• [PROBLEM DETAILS] Your task is to give the number of lines in the listing that include "Holidays", and nothing else.

BEGIN INPUT RECORDS

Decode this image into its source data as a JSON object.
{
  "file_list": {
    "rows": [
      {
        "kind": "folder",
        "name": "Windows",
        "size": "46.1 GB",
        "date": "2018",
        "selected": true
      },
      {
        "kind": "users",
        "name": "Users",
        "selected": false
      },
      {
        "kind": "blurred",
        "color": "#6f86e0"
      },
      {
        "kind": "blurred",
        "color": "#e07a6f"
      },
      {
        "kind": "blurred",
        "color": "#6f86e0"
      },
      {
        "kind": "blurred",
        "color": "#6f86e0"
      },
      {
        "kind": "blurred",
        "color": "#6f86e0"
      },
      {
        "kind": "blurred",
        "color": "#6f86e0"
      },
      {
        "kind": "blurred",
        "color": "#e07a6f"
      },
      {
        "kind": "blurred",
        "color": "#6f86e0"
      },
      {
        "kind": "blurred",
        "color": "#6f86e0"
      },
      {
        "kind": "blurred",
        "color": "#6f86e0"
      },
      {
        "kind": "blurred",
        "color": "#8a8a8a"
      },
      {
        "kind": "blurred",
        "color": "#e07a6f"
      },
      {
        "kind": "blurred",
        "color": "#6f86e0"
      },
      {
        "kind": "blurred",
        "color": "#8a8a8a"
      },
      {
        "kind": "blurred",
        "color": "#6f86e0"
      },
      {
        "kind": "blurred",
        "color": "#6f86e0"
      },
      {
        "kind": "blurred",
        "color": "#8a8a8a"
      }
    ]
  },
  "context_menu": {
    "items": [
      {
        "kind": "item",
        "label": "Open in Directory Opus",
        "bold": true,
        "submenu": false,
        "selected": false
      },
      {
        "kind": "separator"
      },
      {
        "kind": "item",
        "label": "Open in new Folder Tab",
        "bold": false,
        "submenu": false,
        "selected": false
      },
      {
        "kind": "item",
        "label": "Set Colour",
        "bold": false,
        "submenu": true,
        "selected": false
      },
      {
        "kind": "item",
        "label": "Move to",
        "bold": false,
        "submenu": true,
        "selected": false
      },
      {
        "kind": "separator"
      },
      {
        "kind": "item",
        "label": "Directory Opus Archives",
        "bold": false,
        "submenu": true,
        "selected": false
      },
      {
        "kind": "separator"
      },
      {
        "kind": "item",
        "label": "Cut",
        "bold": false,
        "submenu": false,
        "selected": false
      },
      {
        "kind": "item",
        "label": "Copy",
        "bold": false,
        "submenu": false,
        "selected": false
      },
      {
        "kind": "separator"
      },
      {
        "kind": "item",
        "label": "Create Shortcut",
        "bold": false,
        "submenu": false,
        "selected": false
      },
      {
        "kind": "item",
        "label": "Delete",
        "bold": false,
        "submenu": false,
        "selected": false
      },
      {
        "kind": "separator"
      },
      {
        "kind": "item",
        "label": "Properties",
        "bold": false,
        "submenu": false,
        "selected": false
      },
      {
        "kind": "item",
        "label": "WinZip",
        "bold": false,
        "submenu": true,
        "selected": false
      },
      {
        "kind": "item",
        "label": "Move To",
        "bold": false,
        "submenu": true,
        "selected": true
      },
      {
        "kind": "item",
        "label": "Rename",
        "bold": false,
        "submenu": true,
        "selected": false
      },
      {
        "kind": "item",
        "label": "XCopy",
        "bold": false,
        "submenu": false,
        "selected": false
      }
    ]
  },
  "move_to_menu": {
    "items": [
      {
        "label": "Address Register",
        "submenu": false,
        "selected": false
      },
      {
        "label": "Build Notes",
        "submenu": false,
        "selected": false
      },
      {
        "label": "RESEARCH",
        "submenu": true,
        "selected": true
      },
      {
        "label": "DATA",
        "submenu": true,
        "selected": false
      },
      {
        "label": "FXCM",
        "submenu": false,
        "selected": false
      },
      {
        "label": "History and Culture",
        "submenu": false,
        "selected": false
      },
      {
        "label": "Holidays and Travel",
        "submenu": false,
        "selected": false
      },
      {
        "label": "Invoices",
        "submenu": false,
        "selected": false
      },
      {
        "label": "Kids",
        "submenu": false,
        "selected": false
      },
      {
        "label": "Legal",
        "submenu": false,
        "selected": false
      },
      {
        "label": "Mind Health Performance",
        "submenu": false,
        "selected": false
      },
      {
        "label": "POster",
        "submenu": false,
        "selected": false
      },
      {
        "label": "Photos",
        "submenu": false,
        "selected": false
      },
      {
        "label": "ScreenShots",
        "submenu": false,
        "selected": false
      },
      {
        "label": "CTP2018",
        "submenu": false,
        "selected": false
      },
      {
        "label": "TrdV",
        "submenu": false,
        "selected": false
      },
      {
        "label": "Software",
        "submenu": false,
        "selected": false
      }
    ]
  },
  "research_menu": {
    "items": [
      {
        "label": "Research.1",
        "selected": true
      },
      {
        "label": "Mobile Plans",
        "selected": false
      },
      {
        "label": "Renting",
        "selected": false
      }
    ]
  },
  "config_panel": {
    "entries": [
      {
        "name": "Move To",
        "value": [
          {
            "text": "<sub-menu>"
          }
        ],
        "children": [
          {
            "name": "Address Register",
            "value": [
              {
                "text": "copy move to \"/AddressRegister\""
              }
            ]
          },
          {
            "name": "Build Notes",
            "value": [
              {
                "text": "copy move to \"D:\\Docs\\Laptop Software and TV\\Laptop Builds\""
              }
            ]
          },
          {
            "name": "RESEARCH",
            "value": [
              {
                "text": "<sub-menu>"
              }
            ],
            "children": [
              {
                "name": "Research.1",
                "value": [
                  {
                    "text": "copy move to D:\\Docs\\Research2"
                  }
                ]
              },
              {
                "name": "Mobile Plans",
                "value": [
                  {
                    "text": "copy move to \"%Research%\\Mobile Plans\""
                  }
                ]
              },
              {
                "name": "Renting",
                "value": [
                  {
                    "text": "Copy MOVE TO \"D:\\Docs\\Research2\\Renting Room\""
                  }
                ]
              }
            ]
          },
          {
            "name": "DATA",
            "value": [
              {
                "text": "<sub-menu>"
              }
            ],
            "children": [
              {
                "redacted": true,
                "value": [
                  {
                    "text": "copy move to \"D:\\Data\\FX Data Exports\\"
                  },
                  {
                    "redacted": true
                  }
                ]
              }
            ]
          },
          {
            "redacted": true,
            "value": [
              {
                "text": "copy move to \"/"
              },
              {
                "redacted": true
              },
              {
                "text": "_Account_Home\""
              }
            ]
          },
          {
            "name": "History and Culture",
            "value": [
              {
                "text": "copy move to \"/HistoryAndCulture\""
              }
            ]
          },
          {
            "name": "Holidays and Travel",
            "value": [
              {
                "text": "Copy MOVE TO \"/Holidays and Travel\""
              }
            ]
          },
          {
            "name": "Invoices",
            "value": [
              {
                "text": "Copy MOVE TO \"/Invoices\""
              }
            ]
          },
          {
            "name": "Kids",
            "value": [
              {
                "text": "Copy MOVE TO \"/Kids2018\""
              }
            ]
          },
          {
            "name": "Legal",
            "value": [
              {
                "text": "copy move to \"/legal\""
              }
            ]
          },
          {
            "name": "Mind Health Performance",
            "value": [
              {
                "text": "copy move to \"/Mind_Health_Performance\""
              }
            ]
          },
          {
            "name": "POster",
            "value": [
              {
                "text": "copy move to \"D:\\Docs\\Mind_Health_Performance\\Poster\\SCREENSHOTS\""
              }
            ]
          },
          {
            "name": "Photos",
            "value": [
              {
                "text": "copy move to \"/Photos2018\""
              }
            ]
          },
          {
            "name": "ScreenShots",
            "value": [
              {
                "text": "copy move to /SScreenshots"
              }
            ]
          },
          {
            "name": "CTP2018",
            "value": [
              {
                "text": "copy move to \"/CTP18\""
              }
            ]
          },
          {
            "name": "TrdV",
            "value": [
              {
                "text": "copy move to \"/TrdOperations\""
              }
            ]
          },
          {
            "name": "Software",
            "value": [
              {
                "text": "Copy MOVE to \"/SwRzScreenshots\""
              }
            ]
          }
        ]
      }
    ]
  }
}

END INPUT RECORDS

• [SOLUTION] 3